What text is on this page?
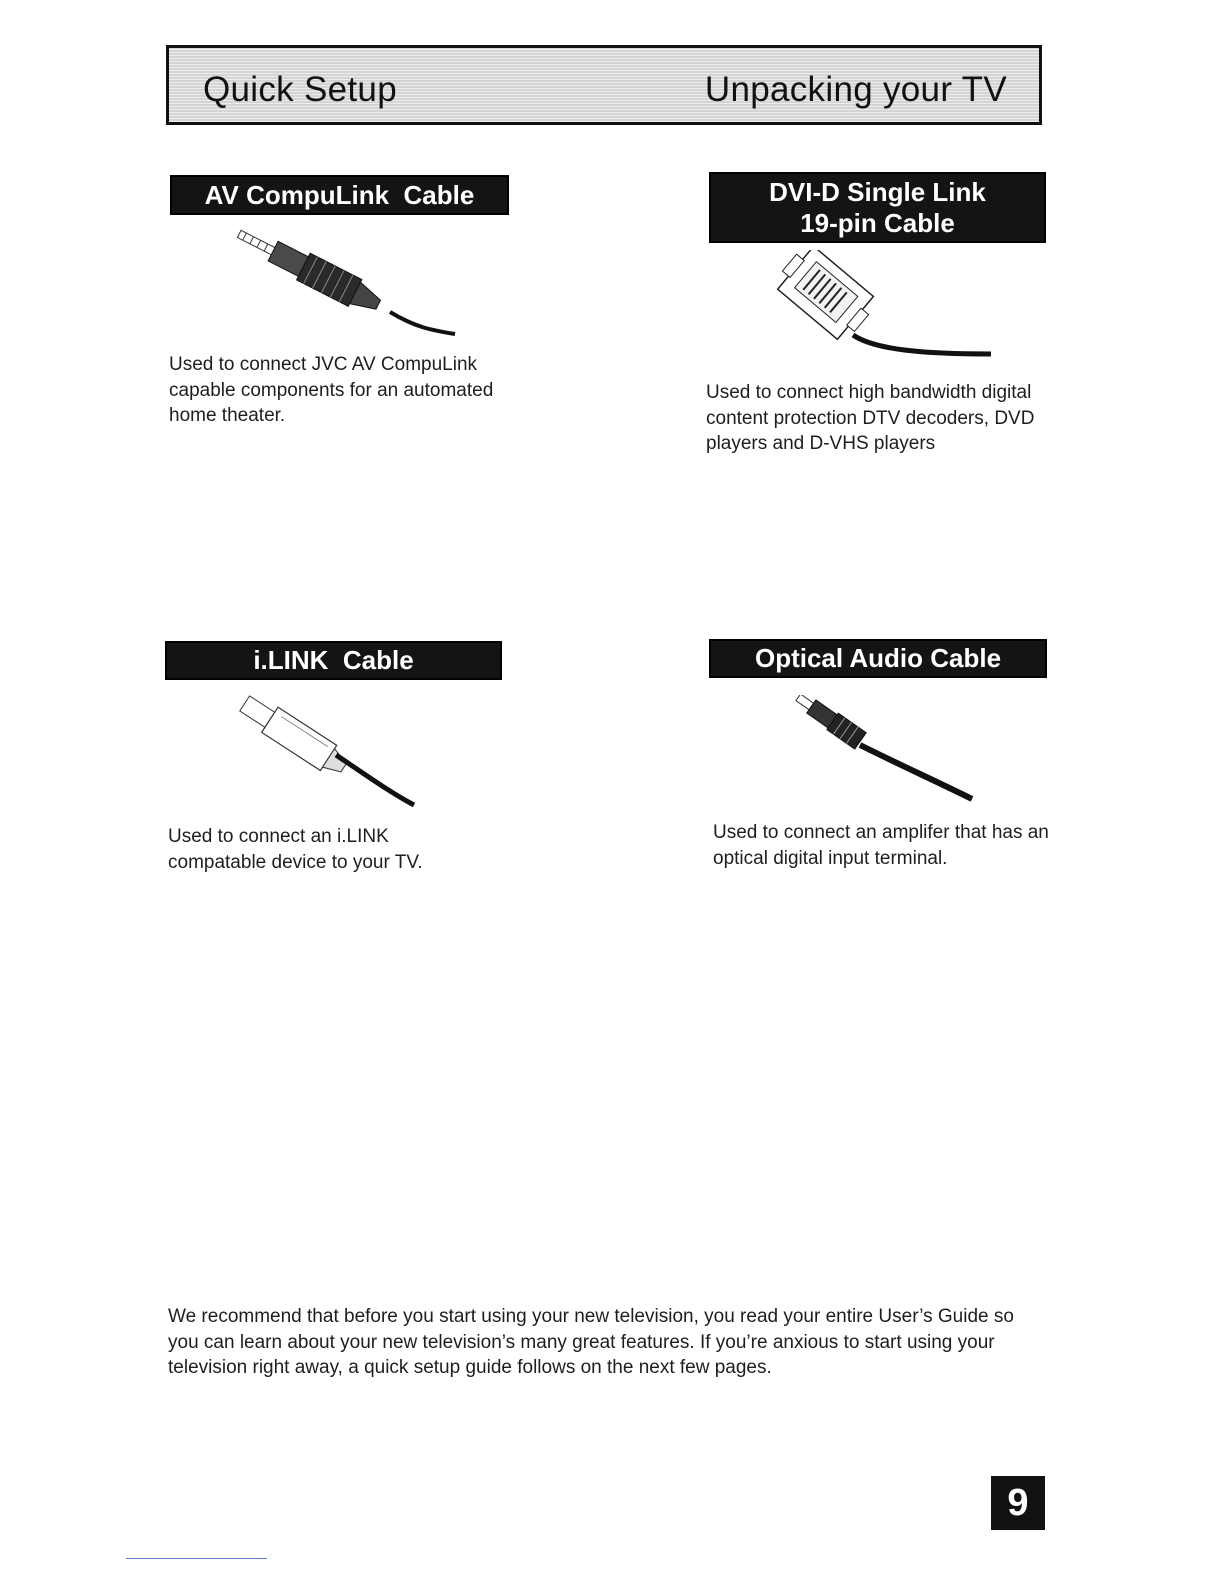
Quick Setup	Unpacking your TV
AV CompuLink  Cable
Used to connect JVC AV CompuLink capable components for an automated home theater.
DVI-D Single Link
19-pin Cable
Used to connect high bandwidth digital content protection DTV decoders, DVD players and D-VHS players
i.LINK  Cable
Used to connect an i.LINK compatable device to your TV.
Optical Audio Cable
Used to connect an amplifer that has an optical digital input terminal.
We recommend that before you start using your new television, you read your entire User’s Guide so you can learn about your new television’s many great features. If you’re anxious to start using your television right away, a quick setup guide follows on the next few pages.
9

▶ Required work:
All of the entries above should be duplicated exactly, except for the pictures.

▶ The result:
What text is on this page?
Quick Setup	Unpacking your TV
AV CompuLink  Cable
Used to connect JVC AV CompuLink capable components for an automated home theater.
DVI-D Single Link
19-pin Cable
Used to connect high bandwidth digital content protection DTV decoders, DVD players and D-VHS players
i.LINK  Cable
Used to connect an i.LINK compatable device to your TV.
Optical Audio Cable
Used to connect an amplifer that has an optical digital input terminal.
We recommend that before you start using your new television, you read your entire User’s Guide so you can learn about your new television’s many great features. If you’re anxious to start using your television right away, a quick setup guide follows on the next few pages.
9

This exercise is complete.